WHAT THE EXERCISE ASKS:
Could you reproduce every one of the records below, word for word and line for line?

PROVIDED INFORMATION:

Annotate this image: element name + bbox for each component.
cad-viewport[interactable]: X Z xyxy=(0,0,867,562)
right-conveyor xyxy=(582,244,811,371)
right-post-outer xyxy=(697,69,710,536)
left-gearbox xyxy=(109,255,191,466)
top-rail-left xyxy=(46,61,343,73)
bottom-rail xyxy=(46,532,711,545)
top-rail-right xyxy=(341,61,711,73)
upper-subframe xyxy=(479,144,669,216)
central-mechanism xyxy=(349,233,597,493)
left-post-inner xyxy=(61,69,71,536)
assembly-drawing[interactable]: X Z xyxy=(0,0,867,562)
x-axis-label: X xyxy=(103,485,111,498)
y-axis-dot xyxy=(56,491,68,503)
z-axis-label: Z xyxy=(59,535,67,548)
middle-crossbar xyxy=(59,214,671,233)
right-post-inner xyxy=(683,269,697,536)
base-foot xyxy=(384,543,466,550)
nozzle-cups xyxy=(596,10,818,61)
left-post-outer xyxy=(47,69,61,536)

SOLVED EXERCISE:
Annotate this image: element name + bbox for each component.
cad-viewport[interactable]: X Z xyxy=(0,0,867,562)
right-conveyor xyxy=(582,244,811,371)
right-post-outer xyxy=(697,69,710,536)
left-gearbox xyxy=(109,255,191,466)
top-rail-left xyxy=(46,61,343,73)
bottom-rail xyxy=(46,532,711,545)
top-rail-right xyxy=(341,61,711,73)
upper-subframe xyxy=(479,144,669,216)
central-mechanism xyxy=(349,233,597,493)
left-post-inner xyxy=(61,69,71,536)
assembly-drawing[interactable]: X Z xyxy=(0,0,867,562)
x-axis-label: X xyxy=(103,485,111,498)
y-axis-dot xyxy=(56,491,68,503)
z-axis-label: Z xyxy=(59,535,67,548)
middle-crossbar xyxy=(59,214,671,233)
right-post-inner xyxy=(683,269,697,536)
base-foot xyxy=(384,543,466,550)
nozzle-cups xyxy=(596,10,818,61)
left-post-outer xyxy=(47,69,61,536)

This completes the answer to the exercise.